(Material shown):
┏━━

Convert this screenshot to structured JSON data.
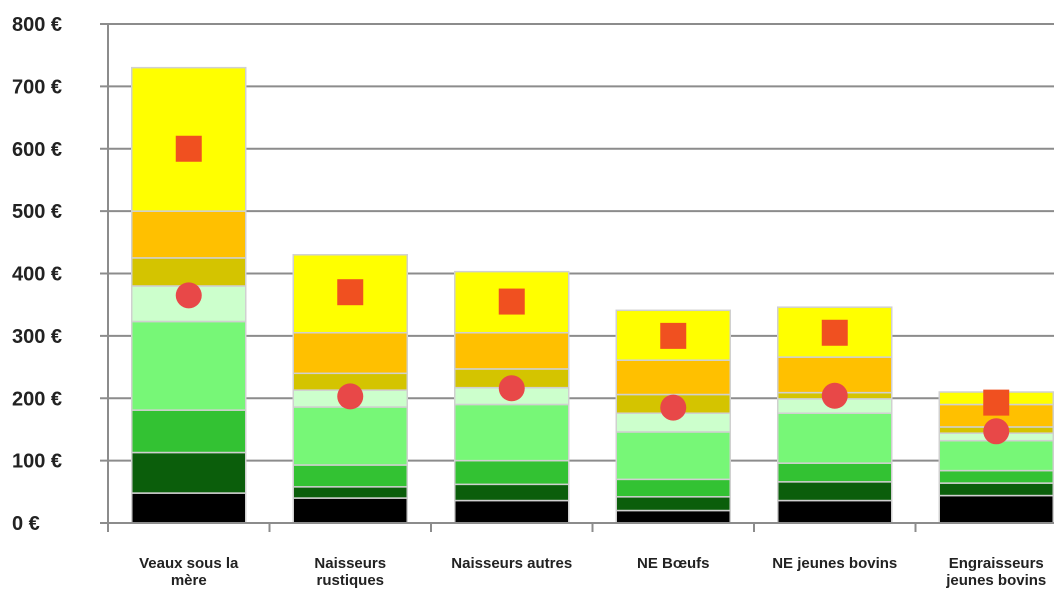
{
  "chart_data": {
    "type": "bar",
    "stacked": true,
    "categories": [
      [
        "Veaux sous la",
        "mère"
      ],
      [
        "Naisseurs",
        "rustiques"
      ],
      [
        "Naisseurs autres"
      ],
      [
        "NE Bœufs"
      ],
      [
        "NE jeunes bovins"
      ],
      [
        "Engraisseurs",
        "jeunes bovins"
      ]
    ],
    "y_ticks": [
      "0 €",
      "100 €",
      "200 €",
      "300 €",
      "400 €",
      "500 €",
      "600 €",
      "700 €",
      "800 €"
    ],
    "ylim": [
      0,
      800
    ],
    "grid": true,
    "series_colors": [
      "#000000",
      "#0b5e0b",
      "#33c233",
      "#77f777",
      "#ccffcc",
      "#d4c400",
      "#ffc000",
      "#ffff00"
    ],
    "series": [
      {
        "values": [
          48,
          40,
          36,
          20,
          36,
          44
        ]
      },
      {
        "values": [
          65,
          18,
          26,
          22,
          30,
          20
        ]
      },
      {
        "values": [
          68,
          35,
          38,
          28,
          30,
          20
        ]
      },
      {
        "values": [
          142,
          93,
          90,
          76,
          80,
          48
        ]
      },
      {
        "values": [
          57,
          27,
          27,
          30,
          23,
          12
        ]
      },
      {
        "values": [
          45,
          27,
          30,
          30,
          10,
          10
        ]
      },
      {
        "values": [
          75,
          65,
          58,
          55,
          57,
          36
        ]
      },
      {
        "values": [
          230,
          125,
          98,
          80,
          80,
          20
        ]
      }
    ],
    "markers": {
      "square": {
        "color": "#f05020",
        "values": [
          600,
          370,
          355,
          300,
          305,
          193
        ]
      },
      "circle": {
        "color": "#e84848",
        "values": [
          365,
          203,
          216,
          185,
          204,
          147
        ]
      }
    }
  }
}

┗━━

(Exercise instructions): Return the whole listing, word for word, and leave out every picture.

(Output for this exercise):
Convert this screenshot to structured JSON data.
{
  "chart_data": {
    "type": "bar",
    "stacked": true,
    "categories": [
      [
        "Veaux sous la",
        "mère"
      ],
      [
        "Naisseurs",
        "rustiques"
      ],
      [
        "Naisseurs autres"
      ],
      [
        "NE Bœufs"
      ],
      [
        "NE jeunes bovins"
      ],
      [
        "Engraisseurs",
        "jeunes bovins"
      ]
    ],
    "y_ticks": [
      "0 €",
      "100 €",
      "200 €",
      "300 €",
      "400 €",
      "500 €",
      "600 €",
      "700 €",
      "800 €"
    ],
    "ylim": [
      0,
      800
    ],
    "grid": true,
    "series_colors": [
      "#000000",
      "#0b5e0b",
      "#33c233",
      "#77f777",
      "#ccffcc",
      "#d4c400",
      "#ffc000",
      "#ffff00"
    ],
    "series": [
      {
        "values": [
          48,
          40,
          36,
          20,
          36,
          44
        ]
      },
      {
        "values": [
          65,
          18,
          26,
          22,
          30,
          20
        ]
      },
      {
        "values": [
          68,
          35,
          38,
          28,
          30,
          20
        ]
      },
      {
        "values": [
          142,
          93,
          90,
          76,
          80,
          48
        ]
      },
      {
        "values": [
          57,
          27,
          27,
          30,
          23,
          12
        ]
      },
      {
        "values": [
          45,
          27,
          30,
          30,
          10,
          10
        ]
      },
      {
        "values": [
          75,
          65,
          58,
          55,
          57,
          36
        ]
      },
      {
        "values": [
          230,
          125,
          98,
          80,
          80,
          20
        ]
      }
    ],
    "markers": {
      "square": {
        "color": "#f05020",
        "values": [
          600,
          370,
          355,
          300,
          305,
          193
        ]
      },
      "circle": {
        "color": "#e84848",
        "values": [
          365,
          203,
          216,
          185,
          204,
          147
        ]
      }
    }
  }
}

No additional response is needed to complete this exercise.